┌─ Stored rows
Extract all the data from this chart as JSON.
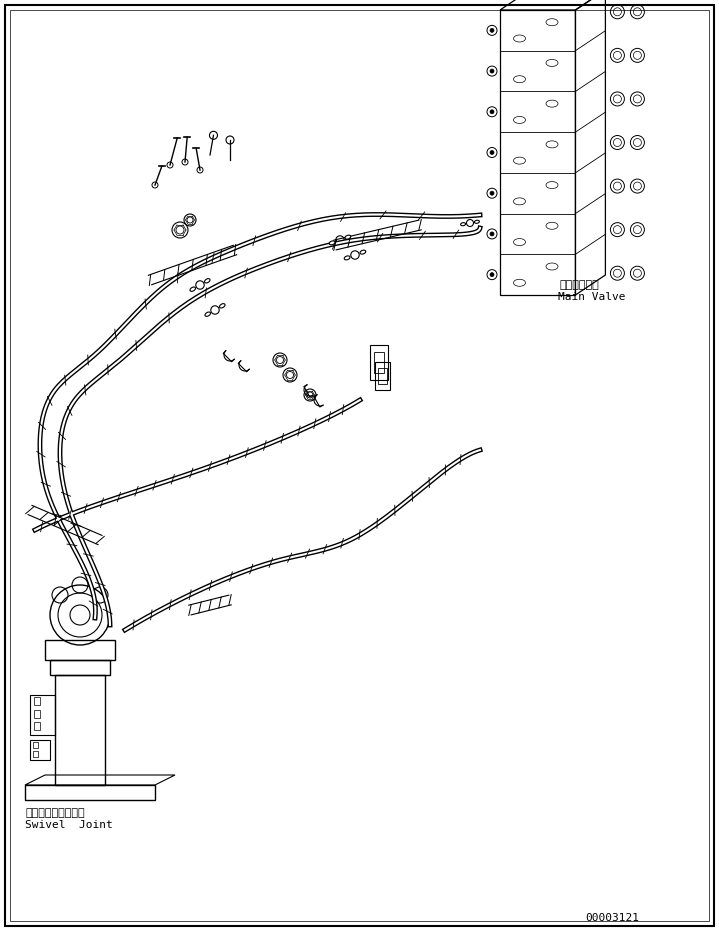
{
  "title": "",
  "bg_color": "#ffffff",
  "line_color": "#000000",
  "fig_width": 7.19,
  "fig_height": 9.31,
  "dpi": 100,
  "labels": {
    "main_valve_jp": "メインバルブ",
    "main_valve_en": "Main Valve",
    "swivel_jp": "スイベルジョイント",
    "swivel_en": "Swivel  Joint",
    "part_number": "00003121"
  }
}
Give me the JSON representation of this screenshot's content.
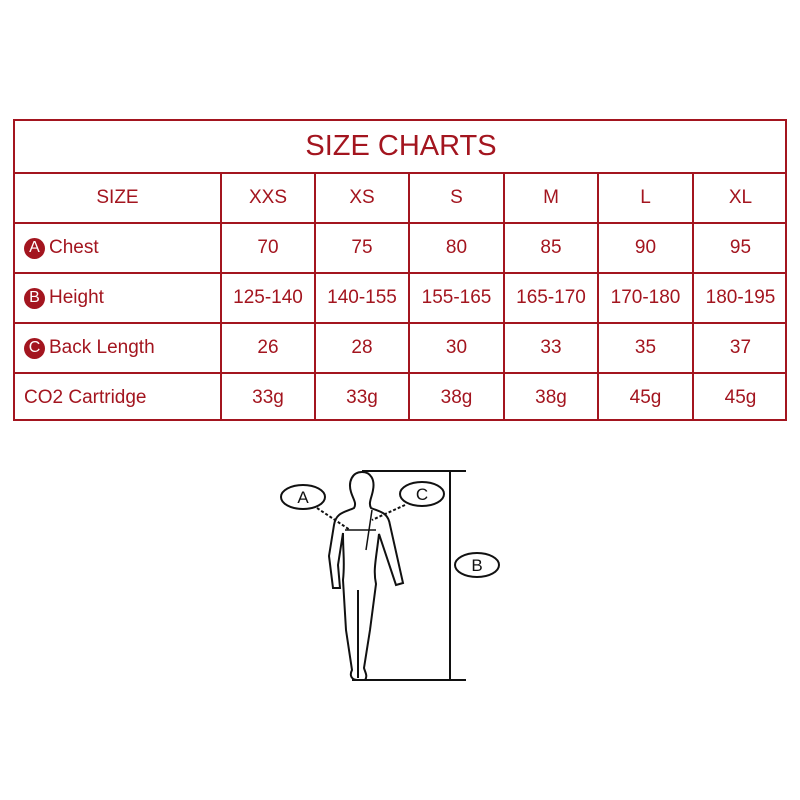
{
  "title": "SIZE CHARTS",
  "header": {
    "label": "SIZE",
    "sizes": [
      "XXS",
      "XS",
      "S",
      "M",
      "L",
      "XL"
    ]
  },
  "rows": [
    {
      "badge": "A",
      "label": "Chest",
      "values": [
        "70",
        "75",
        "80",
        "85",
        "90",
        "95"
      ]
    },
    {
      "badge": "B",
      "label": "Height",
      "values": [
        "125-140",
        "140-155",
        "155-165",
        "165-170",
        "170-180",
        "180-195"
      ]
    },
    {
      "badge": "C",
      "label": "Back Length",
      "values": [
        "26",
        "28",
        "30",
        "33",
        "35",
        "37"
      ]
    },
    {
      "badge": "",
      "label": "CO2 Cartridge",
      "values": [
        "33g",
        "33g",
        "38g",
        "38g",
        "45g",
        "45g"
      ]
    }
  ],
  "figure": {
    "label_a": "A",
    "label_b": "B",
    "label_c": "C"
  },
  "colors": {
    "accent": "#a3151f"
  }
}
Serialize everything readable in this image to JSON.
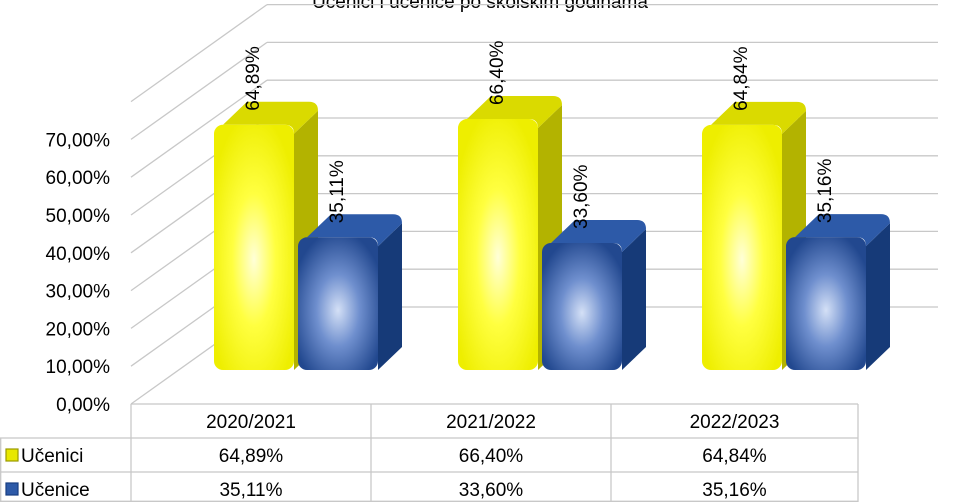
{
  "chart_data": {
    "type": "bar",
    "title": "Učenici i učenice po školskim godinama",
    "categories": [
      "2020/2021",
      "2021/2022",
      "2022/2023"
    ],
    "series": [
      {
        "name": "Učenici",
        "values": [
          64.89,
          66.4,
          64.84
        ],
        "labels": [
          "64,89%",
          "66,40%",
          "64,84%"
        ],
        "color": "#ffff00"
      },
      {
        "name": "Učenice",
        "values": [
          35.11,
          33.6,
          35.16
        ],
        "labels": [
          "35,11%",
          "33,60%",
          "35,16%"
        ],
        "color": "#1f4e9c"
      }
    ],
    "ylim": [
      0,
      70
    ],
    "yticks": [
      "0,00%",
      "10,00%",
      "20,00%",
      "30,00%",
      "40,00%",
      "50,00%",
      "60,00%",
      "70,00%"
    ],
    "grid": true,
    "three_d": true,
    "data_table": true,
    "legend": "data-table"
  }
}
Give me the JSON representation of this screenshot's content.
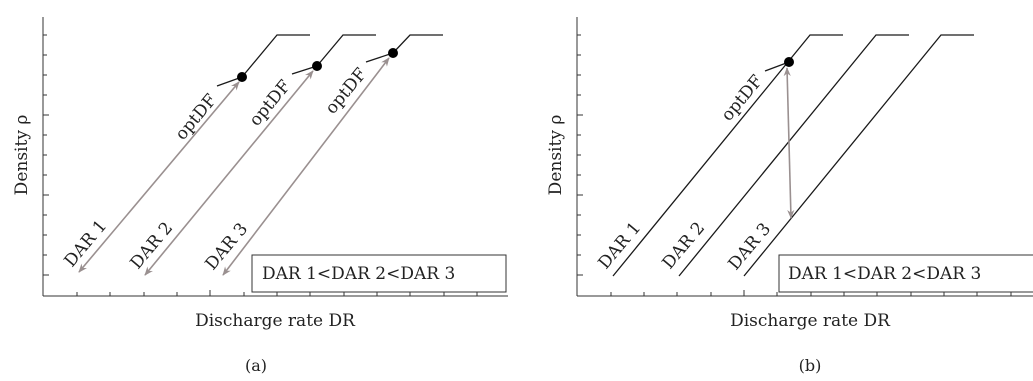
{
  "panels": [
    {
      "id": "a",
      "caption": "(a)",
      "xlabel": "Discharge rate DR",
      "ylabel": "Density ρ",
      "legend": "DAR 1<DAR 2<DAR 3",
      "curve_labels": [
        "DAR 1",
        "DAR 2",
        "DAR 3"
      ],
      "opt_labels": [
        "optDF",
        "optDF",
        "optDF"
      ]
    },
    {
      "id": "b",
      "caption": "(b)",
      "xlabel": "Discharge rate DR",
      "ylabel": "Density ρ",
      "legend": "DAR 1<DAR 2<DAR 3",
      "curve_labels": [
        "DAR 1",
        "DAR 2",
        "DAR 3"
      ],
      "opt_labels": [
        "optDF"
      ]
    }
  ],
  "colors": {
    "line": "#1a1a1a",
    "arrow": "#9a9090",
    "axis": "#333333"
  }
}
└─
- Your instructions -
Find the word "Učenici" in the entries, and copy every line it shows up in.

- Solved exercise -
    "title": "Učenici i učenice po školskim godinama",
        "name": "Učenici",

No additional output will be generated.